REQUIRED TASK: Print out each entry below exactly, please.

Some records:
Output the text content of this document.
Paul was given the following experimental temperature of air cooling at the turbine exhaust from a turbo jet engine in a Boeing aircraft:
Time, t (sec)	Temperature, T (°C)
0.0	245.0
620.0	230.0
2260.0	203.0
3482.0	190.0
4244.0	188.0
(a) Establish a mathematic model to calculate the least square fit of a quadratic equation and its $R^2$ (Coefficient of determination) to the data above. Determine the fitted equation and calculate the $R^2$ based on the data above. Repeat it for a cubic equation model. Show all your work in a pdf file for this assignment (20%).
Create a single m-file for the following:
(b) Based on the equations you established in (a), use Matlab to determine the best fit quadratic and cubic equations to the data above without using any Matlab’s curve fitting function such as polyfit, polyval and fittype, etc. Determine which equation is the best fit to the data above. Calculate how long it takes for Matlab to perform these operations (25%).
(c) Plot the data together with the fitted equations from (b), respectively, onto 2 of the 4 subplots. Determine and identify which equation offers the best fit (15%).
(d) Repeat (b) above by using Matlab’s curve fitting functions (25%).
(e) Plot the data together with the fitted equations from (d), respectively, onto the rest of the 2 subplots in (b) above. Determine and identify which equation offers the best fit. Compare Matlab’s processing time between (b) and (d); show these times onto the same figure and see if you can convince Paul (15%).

OUTPUT OF THE EXERCISE:
Output the text content of this document.
Paul was given the following experimental temperature of air cooling at the turbine exhaust from a turbo jet engine in a Boeing aircraft:
Time, t (sec)	Temperature, T (°C)
0.0	245.0
620.0	230.0
2260.0	203.0
3482.0	190.0
4244.0	188.0
(a) Establish a mathematic model to calculate the least square fit of a quadratic equation and its $R^2$ (Coefficient of determination) to the data above. Determine the fitted equation and calculate the $R^2$ based on the data above. Repeat it for a cubic equation model. Show all your work in a pdf file for this assignment (20%).
Create a single m-file for the following:
(b) Based on the equations you established in (a), use Matlab to determine the best fit quadratic and cubic equations to the data above without using any Matlab’s curve fitting function such as polyfit, polyval and fittype, etc. Determine which equation is the best fit to the data above. Calculate how long it takes for Matlab to perform these operations (25%).
(c) Plot the data together with the fitted equations from (b), respectively, onto 2 of the 4 subplots. Determine and identify which equation offers the best fit (15%).
(d) Repeat (b) above by using Matlab’s curve fitting functions (25%).
(e) Plot the data together with the fitted equations from (d), respectively, onto the rest of the 2 subplots in (b) above. Determine and identify which equation offers the best fit. Compare Matlab’s processing time between (b) and (d); show these times onto the same figure and see if you can convince Paul (15%).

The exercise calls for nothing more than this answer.